-- BEGIN SUPPLIED RECORDS --

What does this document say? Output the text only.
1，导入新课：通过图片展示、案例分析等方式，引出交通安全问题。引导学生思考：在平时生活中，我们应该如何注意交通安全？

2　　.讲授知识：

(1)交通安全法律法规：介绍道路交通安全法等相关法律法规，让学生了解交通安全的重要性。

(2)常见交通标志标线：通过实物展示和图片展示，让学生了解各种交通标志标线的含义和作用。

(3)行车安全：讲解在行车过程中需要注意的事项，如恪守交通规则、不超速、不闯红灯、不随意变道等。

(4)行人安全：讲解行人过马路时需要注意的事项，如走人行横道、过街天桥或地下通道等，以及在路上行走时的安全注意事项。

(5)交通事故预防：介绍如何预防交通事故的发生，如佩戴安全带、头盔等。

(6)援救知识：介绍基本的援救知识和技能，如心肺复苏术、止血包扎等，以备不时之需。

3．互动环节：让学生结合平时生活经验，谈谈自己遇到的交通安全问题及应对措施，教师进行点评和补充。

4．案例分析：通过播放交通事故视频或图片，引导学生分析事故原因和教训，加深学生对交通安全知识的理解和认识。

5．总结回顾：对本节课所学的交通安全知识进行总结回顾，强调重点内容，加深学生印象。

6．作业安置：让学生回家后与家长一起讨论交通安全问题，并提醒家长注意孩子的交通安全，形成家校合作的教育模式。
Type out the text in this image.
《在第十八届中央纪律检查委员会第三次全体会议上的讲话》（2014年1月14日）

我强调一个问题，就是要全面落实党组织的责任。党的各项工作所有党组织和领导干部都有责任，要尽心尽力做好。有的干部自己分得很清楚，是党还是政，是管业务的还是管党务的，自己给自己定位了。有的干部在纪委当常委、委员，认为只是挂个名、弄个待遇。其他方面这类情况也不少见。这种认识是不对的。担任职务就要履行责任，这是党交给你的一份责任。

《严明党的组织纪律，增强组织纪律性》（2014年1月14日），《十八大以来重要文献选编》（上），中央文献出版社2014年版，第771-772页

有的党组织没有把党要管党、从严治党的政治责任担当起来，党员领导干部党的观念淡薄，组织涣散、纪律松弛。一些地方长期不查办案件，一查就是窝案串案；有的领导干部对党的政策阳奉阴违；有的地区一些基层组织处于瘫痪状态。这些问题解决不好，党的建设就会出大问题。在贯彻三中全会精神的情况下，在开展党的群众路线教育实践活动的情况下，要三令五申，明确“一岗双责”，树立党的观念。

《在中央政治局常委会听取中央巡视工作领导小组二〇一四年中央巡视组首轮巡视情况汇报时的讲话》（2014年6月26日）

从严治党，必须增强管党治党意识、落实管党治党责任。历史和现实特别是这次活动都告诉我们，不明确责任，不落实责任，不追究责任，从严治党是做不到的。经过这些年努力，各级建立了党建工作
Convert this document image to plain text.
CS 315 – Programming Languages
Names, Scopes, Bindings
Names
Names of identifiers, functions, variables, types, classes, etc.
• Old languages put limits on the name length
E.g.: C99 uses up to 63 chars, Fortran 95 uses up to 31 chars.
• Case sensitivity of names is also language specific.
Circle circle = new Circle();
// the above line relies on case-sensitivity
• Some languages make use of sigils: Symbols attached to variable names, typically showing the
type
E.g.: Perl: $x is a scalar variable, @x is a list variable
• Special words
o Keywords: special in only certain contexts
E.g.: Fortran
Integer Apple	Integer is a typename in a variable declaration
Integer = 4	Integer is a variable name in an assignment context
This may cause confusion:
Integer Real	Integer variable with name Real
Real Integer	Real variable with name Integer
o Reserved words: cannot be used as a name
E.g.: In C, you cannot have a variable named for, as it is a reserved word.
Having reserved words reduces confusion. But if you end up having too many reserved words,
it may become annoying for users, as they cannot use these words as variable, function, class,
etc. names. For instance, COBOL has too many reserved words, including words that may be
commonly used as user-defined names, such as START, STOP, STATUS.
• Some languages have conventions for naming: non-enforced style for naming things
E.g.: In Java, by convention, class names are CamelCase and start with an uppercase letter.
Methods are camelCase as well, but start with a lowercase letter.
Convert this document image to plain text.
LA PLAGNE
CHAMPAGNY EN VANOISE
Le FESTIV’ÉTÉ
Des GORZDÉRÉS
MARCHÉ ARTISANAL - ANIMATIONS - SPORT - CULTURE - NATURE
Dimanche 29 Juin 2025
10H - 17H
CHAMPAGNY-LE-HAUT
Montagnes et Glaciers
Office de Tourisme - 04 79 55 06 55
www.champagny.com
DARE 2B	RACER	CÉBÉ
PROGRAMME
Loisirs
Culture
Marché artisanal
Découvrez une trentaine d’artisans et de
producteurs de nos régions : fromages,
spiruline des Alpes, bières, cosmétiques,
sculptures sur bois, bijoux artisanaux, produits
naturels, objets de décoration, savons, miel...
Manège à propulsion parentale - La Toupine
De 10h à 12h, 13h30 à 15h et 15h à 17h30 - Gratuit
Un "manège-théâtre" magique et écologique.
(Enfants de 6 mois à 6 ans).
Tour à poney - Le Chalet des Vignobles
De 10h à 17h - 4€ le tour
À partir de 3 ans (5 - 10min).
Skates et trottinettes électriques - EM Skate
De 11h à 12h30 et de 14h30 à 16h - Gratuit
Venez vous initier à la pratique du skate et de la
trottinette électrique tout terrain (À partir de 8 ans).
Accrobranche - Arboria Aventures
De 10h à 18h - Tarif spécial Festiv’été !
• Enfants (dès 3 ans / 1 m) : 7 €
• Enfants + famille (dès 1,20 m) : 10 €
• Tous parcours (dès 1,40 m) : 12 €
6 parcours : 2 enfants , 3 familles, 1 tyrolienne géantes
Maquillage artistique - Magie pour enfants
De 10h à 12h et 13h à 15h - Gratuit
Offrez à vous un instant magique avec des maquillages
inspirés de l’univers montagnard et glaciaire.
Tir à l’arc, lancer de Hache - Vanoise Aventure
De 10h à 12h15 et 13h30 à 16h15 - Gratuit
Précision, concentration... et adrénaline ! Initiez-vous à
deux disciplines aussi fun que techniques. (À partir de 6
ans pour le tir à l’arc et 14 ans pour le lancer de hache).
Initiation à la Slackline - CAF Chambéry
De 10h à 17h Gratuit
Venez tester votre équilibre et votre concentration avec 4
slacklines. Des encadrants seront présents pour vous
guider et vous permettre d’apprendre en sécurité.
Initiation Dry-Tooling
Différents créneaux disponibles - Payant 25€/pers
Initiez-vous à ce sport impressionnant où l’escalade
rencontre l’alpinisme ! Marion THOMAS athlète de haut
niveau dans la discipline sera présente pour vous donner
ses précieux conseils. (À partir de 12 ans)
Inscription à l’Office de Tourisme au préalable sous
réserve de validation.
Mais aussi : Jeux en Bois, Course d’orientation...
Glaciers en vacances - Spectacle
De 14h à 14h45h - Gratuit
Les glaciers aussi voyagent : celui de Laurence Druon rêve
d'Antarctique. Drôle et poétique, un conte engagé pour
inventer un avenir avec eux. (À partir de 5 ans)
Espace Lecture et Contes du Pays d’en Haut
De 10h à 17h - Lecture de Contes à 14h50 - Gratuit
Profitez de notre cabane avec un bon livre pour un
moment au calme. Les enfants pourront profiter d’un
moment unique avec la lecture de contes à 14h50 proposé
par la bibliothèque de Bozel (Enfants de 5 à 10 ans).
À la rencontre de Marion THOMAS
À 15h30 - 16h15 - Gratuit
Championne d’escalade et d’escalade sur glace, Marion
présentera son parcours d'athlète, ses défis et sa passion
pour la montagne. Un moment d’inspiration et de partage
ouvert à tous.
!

-- END SUPPLIED RECORDS --

__WHAT IS EXPECTED__. Go through the records and pull out each line that includes the word "Integer".

__REPLY TO THE TASK__.
Integer Apple	Integer is a typename in a variable declaration
Integer = 4	Integer is a variable name in an assignment context
Integer Real	Integer variable with name Real
Real Integer	Real variable with name Integer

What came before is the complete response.